▽

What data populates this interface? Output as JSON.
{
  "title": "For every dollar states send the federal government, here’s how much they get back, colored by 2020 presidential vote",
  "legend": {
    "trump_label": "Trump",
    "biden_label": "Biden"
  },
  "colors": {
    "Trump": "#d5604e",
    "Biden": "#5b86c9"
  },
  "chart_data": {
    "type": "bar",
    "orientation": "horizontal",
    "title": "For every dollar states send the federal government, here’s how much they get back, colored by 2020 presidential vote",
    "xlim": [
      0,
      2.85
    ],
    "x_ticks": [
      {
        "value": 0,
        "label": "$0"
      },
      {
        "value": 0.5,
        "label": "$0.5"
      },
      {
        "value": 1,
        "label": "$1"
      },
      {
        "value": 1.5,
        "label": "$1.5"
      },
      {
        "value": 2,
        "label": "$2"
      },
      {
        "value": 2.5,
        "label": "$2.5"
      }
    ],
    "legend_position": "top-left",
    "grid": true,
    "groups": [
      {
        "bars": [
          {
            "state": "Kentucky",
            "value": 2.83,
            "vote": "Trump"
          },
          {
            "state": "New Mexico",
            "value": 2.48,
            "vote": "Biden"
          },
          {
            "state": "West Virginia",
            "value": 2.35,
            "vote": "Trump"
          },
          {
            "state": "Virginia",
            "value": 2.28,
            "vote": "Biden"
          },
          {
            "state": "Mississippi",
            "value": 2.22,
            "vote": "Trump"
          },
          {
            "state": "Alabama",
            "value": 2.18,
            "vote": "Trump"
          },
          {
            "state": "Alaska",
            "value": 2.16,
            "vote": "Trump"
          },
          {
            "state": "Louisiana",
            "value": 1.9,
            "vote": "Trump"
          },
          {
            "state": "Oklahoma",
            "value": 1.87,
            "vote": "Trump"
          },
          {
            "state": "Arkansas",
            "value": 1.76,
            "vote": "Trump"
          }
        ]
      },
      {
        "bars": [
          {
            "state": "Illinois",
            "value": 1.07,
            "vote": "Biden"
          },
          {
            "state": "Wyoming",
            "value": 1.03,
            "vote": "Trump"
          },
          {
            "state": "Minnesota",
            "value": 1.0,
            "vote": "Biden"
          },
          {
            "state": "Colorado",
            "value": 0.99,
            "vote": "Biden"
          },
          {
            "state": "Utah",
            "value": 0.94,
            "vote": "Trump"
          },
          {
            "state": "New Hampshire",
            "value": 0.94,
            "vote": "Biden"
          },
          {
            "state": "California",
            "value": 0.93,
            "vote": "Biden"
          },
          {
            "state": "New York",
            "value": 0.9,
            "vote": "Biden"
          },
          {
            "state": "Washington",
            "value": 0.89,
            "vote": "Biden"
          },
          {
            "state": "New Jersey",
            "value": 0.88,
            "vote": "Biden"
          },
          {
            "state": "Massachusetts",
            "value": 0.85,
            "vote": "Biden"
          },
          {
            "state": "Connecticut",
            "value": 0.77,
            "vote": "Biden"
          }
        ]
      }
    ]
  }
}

△

Instructions for the task:
Copy out each record exactly as given, omitting none.

Output:
What data populates this interface? Output as JSON.
{
  "title": "For every dollar states send the federal government, here’s how much they get back, colored by 2020 presidential vote",
  "legend": {
    "trump_label": "Trump",
    "biden_label": "Biden"
  },
  "colors": {
    "Trump": "#d5604e",
    "Biden": "#5b86c9"
  },
  "chart_data": {
    "type": "bar",
    "orientation": "horizontal",
    "title": "For every dollar states send the federal government, here’s how much they get back, colored by 2020 presidential vote",
    "xlim": [
      0,
      2.85
    ],
    "x_ticks": [
      {
        "value": 0,
        "label": "$0"
      },
      {
        "value": 0.5,
        "label": "$0.5"
      },
      {
        "value": 1,
        "label": "$1"
      },
      {
        "value": 1.5,
        "label": "$1.5"
      },
      {
        "value": 2,
        "label": "$2"
      },
      {
        "value": 2.5,
        "label": "$2.5"
      }
    ],
    "legend_position": "top-left",
    "grid": true,
    "groups": [
      {
        "bars": [
          {
            "state": "Kentucky",
            "value": 2.83,
            "vote": "Trump"
          },
          {
            "state": "New Mexico",
            "value": 2.48,
            "vote": "Biden"
          },
          {
            "state": "West Virginia",
            "value": 2.35,
            "vote": "Trump"
          },
          {
            "state": "Virginia",
            "value": 2.28,
            "vote": "Biden"
          },
          {
            "state": "Mississippi",
            "value": 2.22,
            "vote": "Trump"
          },
          {
            "state": "Alabama",
            "value": 2.18,
            "vote": "Trump"
          },
          {
            "state": "Alaska",
            "value": 2.16,
            "vote": "Trump"
          },
          {
            "state": "Louisiana",
            "value": 1.9,
            "vote": "Trump"
          },
          {
            "state": "Oklahoma",
            "value": 1.87,
            "vote": "Trump"
          },
          {
            "state": "Arkansas",
            "value": 1.76,
            "vote": "Trump"
          }
        ]
      },
      {
        "bars": [
          {
            "state": "Illinois",
            "value": 1.07,
            "vote": "Biden"
          },
          {
            "state": "Wyoming",
            "value": 1.03,
            "vote": "Trump"
          },
          {
            "state": "Minnesota",
            "value": 1.0,
            "vote": "Biden"
          },
          {
            "state": "Colorado",
            "value": 0.99,
            "vote": "Biden"
          },
          {
            "state": "Utah",
            "value": 0.94,
            "vote": "Trump"
          },
          {
            "state": "New Hampshire",
            "value": 0.94,
            "vote": "Biden"
          },
          {
            "state": "California",
            "value": 0.93,
            "vote": "Biden"
          },
          {
            "state": "New York",
            "value": 0.9,
            "vote": "Biden"
          },
          {
            "state": "Washington",
            "value": 0.89,
            "vote": "Biden"
          },
          {
            "state": "New Jersey",
            "value": 0.88,
            "vote": "Biden"
          },
          {
            "state": "Massachusetts",
            "value": 0.85,
            "vote": "Biden"
          },
          {
            "state": "Connecticut",
            "value": 0.77,
            "vote": "Biden"
          }
        ]
      }
    ]
  }
}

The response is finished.